*PROVIDED RECORDS*
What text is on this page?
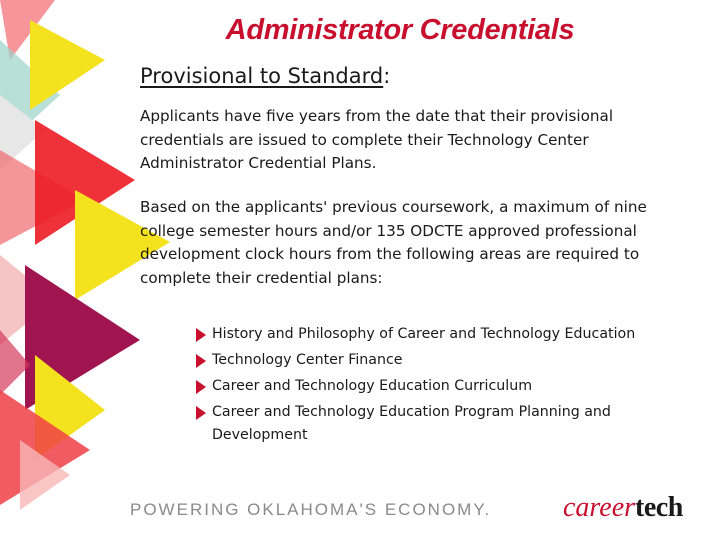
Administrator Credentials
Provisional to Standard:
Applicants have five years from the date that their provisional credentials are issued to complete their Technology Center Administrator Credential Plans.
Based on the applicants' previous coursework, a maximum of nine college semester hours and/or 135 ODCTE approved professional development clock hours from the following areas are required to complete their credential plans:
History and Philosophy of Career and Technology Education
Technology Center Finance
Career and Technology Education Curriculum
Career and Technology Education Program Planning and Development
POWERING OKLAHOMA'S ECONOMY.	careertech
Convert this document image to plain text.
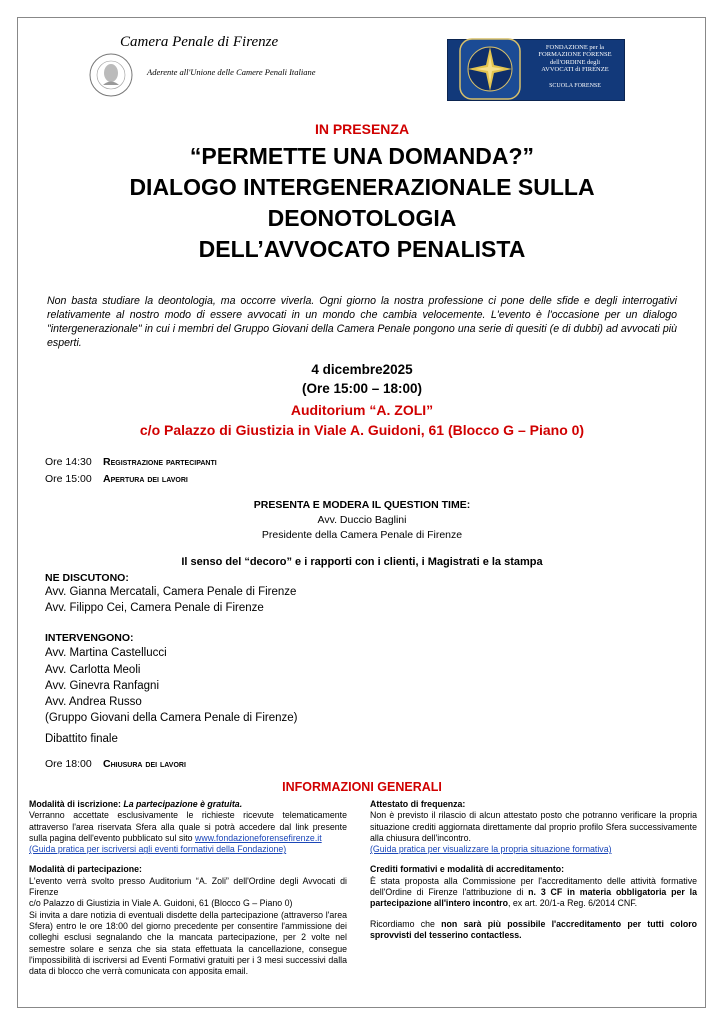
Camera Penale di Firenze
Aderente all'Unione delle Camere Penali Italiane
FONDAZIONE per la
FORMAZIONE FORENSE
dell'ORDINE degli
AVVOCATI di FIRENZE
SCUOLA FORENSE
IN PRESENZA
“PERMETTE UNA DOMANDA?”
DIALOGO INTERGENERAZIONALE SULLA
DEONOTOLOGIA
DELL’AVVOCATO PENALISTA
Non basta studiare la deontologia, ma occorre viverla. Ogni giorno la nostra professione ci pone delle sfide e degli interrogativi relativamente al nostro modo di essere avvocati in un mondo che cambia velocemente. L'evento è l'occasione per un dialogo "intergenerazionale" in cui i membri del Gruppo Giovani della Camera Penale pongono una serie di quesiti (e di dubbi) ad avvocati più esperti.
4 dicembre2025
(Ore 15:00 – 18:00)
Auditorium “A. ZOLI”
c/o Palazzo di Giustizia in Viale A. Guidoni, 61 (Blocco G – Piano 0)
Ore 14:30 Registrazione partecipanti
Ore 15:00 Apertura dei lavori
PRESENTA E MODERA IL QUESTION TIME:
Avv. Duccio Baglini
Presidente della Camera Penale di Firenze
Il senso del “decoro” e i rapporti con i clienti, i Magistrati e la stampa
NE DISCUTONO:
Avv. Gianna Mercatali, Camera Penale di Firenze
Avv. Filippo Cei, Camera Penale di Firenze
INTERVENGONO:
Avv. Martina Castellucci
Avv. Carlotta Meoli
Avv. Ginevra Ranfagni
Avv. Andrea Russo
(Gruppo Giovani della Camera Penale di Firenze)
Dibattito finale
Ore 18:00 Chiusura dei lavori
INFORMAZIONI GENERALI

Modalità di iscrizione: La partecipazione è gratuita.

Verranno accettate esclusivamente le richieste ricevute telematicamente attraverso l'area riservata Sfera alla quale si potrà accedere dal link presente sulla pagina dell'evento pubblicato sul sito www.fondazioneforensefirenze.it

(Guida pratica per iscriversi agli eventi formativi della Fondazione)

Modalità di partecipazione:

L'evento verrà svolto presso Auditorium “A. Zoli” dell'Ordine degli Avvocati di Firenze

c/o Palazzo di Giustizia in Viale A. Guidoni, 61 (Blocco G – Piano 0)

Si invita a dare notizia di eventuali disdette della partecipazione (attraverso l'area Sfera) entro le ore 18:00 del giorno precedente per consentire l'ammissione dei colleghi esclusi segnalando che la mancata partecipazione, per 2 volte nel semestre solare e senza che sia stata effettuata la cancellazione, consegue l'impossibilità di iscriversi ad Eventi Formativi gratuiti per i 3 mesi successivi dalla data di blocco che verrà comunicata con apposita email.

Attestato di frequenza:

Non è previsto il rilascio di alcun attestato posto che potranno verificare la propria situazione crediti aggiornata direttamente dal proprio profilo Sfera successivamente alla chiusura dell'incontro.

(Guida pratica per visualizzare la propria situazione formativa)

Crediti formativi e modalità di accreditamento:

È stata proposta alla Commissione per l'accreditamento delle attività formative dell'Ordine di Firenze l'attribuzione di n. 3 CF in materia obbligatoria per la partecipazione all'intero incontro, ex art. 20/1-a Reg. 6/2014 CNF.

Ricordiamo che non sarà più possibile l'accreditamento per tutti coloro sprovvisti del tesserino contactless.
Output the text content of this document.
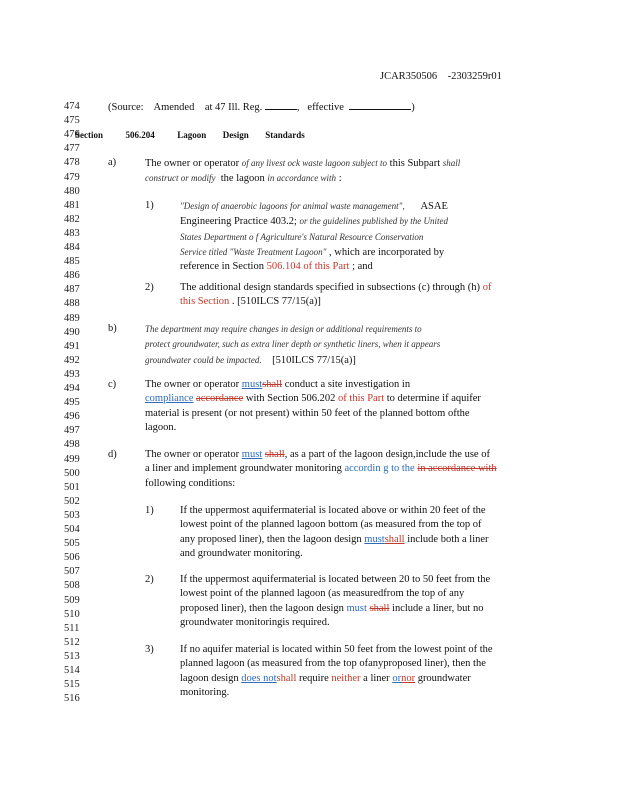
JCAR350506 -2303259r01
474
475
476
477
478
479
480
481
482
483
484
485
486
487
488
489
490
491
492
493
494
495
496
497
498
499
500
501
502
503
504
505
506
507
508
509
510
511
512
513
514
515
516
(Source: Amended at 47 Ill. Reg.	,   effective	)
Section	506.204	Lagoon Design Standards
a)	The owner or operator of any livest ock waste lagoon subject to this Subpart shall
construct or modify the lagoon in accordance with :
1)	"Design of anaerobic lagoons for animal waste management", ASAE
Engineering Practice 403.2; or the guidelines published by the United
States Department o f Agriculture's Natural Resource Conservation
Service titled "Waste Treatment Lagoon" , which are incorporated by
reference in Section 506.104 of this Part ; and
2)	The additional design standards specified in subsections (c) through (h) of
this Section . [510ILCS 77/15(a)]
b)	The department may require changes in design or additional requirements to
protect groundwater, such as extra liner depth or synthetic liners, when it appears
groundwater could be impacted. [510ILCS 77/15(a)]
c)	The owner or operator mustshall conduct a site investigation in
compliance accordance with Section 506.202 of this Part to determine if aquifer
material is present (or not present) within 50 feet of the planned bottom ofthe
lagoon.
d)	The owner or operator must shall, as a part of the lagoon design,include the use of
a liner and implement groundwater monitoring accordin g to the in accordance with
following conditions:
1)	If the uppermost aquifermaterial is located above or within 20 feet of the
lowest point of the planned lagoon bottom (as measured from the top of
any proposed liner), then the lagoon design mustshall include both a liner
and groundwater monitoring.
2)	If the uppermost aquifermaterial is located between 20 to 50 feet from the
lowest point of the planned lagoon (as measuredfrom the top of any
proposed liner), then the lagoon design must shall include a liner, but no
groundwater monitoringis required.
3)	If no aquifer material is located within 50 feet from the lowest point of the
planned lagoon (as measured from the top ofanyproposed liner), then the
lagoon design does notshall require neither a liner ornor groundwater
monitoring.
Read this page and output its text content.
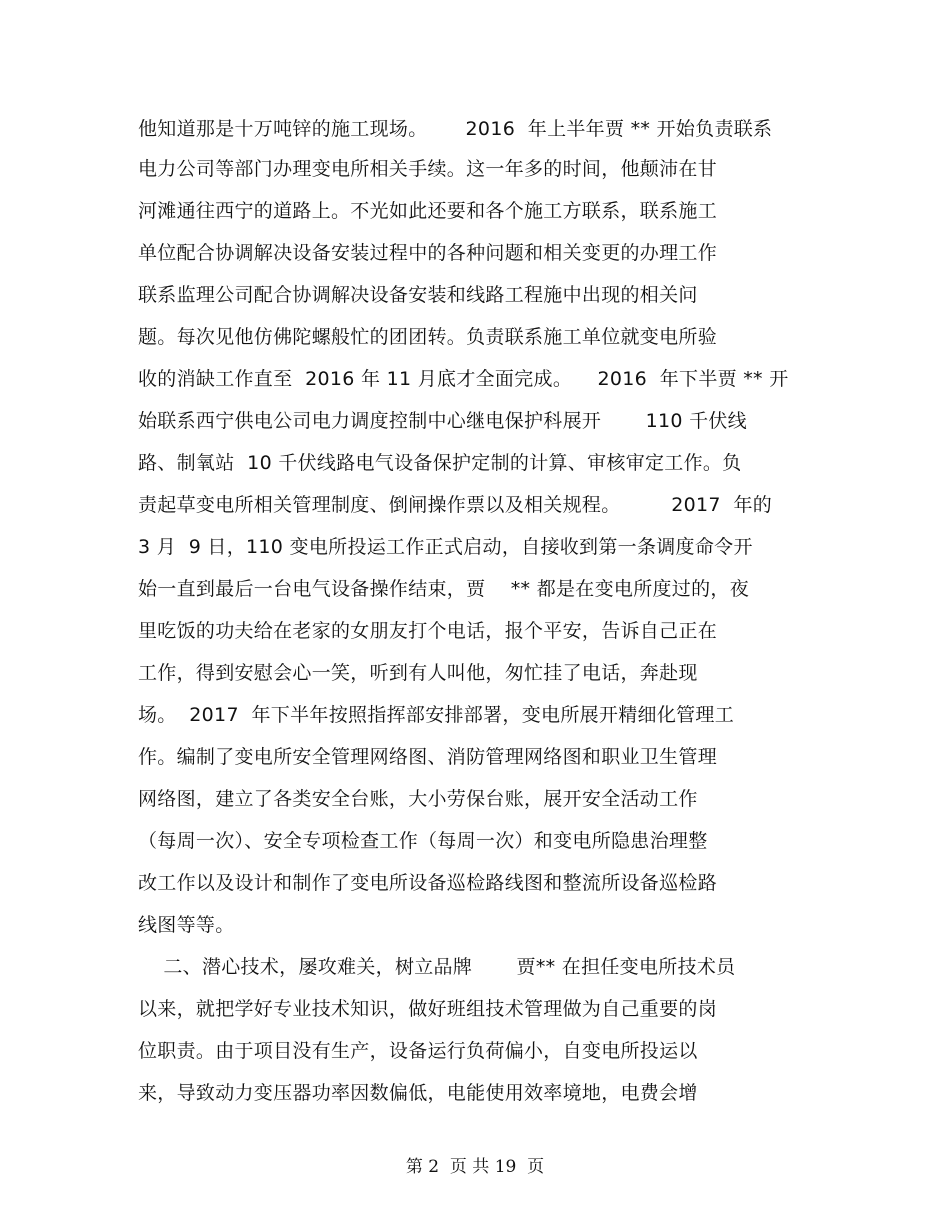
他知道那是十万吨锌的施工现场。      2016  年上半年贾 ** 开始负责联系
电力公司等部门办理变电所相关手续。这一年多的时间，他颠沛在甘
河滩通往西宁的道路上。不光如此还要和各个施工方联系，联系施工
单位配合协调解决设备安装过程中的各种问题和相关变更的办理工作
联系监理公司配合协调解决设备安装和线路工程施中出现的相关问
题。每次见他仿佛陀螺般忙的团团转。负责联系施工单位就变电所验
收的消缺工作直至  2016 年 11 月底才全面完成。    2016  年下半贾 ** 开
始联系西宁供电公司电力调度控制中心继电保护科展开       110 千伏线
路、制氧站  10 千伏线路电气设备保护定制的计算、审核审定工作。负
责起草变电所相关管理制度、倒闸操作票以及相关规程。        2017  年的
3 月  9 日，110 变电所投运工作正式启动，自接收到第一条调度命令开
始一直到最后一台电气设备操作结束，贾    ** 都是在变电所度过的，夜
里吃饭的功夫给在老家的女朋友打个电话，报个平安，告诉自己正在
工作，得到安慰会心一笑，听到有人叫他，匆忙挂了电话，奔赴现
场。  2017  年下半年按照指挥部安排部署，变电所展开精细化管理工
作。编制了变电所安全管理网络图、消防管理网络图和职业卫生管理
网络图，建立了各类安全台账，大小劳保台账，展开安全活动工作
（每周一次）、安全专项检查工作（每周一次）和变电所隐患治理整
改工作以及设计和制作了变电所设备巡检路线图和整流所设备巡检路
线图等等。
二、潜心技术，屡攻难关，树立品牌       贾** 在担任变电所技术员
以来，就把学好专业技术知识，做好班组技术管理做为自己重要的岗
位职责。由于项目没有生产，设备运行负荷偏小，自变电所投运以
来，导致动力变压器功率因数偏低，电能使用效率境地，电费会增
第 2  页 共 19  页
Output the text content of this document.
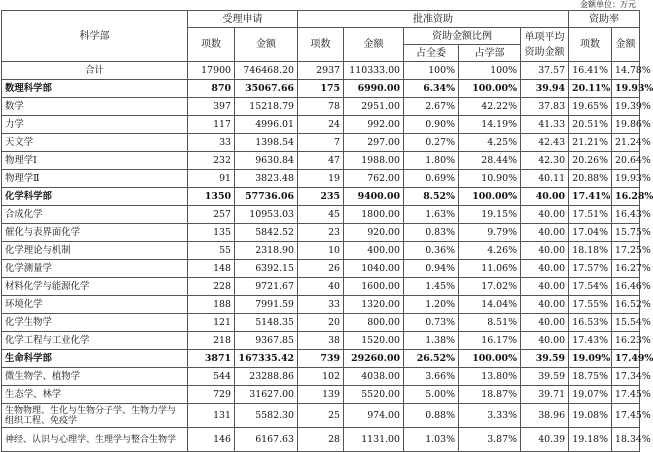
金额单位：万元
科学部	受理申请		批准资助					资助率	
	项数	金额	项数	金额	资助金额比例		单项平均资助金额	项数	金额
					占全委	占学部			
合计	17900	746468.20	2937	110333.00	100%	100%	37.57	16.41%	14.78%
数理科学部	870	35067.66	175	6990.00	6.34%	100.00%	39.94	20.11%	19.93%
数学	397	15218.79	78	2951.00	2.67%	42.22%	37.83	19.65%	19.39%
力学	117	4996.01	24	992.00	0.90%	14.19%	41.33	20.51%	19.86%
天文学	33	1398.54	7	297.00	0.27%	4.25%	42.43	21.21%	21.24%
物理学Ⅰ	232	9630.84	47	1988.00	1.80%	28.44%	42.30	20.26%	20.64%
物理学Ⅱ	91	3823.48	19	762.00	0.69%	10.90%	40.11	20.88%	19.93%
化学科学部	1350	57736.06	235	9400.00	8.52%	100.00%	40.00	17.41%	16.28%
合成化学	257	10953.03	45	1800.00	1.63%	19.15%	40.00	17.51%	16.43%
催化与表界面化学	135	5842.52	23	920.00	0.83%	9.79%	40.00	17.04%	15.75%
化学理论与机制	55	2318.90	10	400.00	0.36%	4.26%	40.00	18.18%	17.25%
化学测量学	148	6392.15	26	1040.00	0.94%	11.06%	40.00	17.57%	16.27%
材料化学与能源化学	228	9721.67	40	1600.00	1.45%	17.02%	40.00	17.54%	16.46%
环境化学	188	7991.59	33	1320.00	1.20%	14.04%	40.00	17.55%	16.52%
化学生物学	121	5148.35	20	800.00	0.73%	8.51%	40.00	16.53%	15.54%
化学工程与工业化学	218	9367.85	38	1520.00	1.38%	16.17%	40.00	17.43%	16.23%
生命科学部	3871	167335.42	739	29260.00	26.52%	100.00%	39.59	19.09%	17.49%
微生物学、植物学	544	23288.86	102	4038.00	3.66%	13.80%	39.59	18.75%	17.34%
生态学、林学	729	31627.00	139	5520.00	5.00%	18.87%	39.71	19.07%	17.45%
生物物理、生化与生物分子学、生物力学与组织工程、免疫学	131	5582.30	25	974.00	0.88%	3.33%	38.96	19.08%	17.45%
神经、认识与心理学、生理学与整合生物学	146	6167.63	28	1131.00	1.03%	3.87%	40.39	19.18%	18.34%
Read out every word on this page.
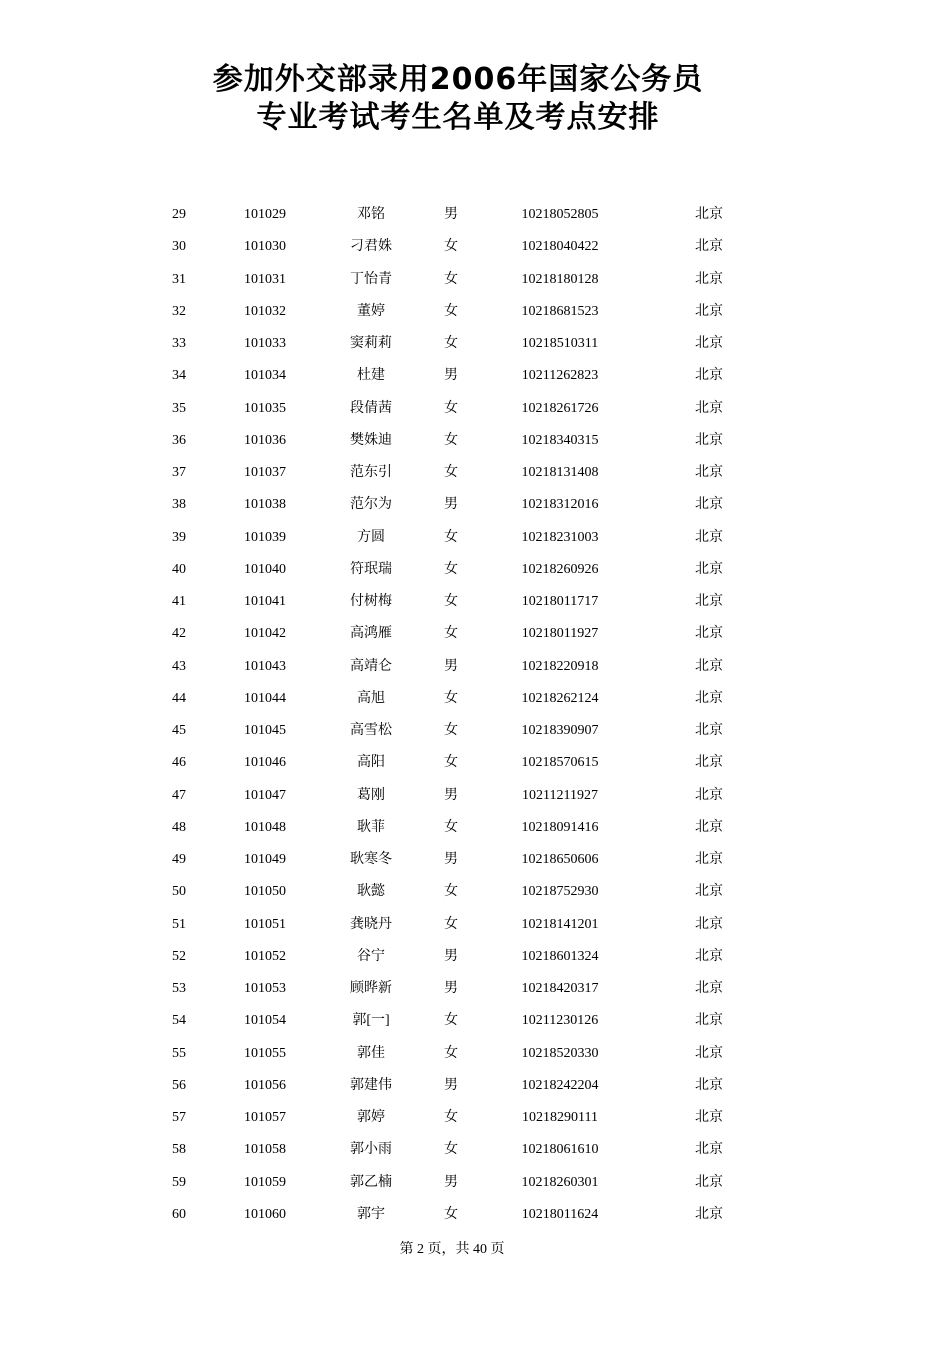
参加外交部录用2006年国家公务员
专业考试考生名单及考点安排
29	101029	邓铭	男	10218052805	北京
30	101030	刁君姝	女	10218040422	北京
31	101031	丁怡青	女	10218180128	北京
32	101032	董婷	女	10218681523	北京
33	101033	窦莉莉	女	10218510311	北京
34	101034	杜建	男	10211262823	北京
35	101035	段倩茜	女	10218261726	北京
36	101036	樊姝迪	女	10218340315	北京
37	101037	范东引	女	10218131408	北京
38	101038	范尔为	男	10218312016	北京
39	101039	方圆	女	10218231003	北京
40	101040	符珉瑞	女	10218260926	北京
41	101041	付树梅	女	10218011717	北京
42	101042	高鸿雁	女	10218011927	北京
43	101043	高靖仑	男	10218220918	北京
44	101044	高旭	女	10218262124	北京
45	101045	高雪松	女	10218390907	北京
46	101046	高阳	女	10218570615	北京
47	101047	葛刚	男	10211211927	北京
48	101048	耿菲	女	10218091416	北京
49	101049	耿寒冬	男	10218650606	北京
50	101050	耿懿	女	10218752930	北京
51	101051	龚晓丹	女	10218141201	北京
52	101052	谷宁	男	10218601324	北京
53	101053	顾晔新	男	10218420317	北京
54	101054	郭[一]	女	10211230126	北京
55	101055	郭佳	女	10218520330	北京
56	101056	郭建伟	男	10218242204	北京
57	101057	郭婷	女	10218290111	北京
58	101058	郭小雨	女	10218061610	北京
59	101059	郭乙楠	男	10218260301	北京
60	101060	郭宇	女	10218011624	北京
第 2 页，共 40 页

*OBJECTIVE*
Among the records above, find each line holding the string "incontro" and pull it out.

*ANSWER*
Non è previsto il rilascio di alcun attestato posto che potranno verificare la propria situazione crediti aggiornata direttamente dal proprio profilo Sfera successivamente alla chiusura dell'incontro.
È stata proposta alla Commissione per l'accreditamento delle attività formative dell'Ordine di Firenze l'attribuzione di n. 3 CF in materia obbligatoria per la partecipazione all'intero incontro, ex art. 20/1-a Reg. 6/2014 CNF.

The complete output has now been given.